* What is expected: Reproduce the material below verbatim, starting at its first line and ending with the line that contains "- staticText: Set", including both of those lines.

— begin Data excerpts —

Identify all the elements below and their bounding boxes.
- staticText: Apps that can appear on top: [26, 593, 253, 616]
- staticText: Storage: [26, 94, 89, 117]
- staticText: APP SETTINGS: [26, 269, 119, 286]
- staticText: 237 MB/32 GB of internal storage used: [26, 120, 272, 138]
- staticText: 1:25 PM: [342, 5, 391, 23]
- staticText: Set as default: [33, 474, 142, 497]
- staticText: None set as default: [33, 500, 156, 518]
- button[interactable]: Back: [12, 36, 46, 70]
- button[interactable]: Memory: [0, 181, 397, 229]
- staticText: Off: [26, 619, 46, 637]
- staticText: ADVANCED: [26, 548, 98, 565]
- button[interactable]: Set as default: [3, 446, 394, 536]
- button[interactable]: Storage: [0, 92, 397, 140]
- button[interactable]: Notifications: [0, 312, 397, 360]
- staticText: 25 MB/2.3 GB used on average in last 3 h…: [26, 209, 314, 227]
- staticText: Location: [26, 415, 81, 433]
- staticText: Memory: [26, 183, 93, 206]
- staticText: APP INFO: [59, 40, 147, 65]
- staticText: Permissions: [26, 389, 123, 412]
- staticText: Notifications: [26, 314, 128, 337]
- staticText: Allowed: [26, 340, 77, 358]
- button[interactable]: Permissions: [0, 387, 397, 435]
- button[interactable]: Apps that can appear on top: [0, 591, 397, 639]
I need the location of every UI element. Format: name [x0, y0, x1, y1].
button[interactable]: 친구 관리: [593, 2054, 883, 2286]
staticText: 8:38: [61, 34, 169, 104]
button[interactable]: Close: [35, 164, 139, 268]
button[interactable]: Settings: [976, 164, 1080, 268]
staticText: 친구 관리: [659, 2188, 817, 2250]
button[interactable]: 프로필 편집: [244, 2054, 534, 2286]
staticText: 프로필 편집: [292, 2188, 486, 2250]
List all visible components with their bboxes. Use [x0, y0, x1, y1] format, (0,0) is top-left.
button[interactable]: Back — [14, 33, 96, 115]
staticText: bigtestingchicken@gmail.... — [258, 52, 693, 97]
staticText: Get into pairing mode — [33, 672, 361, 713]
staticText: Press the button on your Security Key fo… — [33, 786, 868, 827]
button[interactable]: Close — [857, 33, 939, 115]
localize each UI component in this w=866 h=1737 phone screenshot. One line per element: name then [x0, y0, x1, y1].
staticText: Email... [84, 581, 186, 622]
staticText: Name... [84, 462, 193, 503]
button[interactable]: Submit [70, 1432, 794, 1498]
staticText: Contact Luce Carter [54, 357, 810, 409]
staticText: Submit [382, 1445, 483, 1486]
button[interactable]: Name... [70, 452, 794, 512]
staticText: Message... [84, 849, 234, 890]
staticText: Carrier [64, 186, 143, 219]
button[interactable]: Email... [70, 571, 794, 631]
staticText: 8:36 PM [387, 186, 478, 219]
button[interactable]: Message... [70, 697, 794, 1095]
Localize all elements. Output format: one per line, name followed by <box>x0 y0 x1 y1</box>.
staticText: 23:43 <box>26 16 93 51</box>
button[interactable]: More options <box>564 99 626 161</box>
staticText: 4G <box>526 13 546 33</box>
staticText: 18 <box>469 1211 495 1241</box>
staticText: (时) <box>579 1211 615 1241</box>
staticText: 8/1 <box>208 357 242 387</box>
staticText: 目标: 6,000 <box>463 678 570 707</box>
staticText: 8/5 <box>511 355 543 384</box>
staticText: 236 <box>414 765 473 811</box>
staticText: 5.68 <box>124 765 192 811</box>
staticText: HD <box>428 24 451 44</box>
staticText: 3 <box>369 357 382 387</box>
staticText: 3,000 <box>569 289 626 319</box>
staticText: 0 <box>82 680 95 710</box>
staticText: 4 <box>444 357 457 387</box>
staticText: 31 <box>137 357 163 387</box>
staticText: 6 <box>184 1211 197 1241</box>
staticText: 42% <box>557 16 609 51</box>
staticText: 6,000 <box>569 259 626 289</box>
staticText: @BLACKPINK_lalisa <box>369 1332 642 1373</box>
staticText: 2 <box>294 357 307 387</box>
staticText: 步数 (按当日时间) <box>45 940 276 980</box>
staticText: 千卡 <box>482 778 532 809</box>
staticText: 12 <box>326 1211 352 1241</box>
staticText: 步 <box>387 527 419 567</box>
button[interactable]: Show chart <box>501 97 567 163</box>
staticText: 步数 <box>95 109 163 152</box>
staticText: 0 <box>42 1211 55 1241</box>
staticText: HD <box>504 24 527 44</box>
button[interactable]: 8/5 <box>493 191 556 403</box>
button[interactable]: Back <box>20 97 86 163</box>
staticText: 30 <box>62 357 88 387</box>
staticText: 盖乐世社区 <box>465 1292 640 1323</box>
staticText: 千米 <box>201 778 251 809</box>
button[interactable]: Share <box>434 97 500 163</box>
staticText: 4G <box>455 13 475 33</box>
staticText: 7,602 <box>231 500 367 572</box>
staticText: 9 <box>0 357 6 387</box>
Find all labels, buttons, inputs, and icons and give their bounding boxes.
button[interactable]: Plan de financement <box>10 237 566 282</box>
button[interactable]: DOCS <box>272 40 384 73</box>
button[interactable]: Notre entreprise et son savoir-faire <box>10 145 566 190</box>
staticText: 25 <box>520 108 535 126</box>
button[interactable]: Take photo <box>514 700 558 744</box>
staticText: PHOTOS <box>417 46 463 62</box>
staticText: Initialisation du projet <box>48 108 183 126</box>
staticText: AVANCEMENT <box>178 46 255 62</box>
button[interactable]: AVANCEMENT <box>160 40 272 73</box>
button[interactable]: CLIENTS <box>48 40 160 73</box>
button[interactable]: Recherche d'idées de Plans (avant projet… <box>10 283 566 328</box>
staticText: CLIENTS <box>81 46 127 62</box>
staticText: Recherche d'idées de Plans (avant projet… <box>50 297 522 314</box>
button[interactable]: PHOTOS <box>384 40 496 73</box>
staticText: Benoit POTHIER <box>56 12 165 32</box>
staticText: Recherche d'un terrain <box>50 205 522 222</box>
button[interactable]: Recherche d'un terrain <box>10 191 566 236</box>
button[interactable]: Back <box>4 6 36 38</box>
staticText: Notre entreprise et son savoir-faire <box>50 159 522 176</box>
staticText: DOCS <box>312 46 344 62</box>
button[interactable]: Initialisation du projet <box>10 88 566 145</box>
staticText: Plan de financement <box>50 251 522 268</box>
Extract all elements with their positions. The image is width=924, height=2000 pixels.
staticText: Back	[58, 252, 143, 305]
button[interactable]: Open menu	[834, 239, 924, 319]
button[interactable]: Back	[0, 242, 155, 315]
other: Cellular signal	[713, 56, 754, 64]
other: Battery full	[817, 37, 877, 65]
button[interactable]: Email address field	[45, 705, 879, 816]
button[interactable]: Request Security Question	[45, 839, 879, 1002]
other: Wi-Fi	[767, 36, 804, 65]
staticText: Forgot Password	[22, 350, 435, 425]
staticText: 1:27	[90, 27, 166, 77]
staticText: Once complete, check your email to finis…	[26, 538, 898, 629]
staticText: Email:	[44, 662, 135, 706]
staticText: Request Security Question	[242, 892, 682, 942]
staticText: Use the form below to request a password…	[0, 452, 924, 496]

— end Data excerpts —

* Solution for this task:
Identify all the elements below and their bounding boxes.
- staticText: Apps that can appear on top: [26, 593, 253, 616]
- staticText: Storage: [26, 94, 89, 117]
- staticText: APP SETTINGS: [26, 269, 119, 286]
- staticText: 237 MB/32 GB of internal storage used: [26, 120, 272, 138]
- staticText: 1:25 PM: [342, 5, 391, 23]
- staticText: Set as default: [33, 474, 142, 497]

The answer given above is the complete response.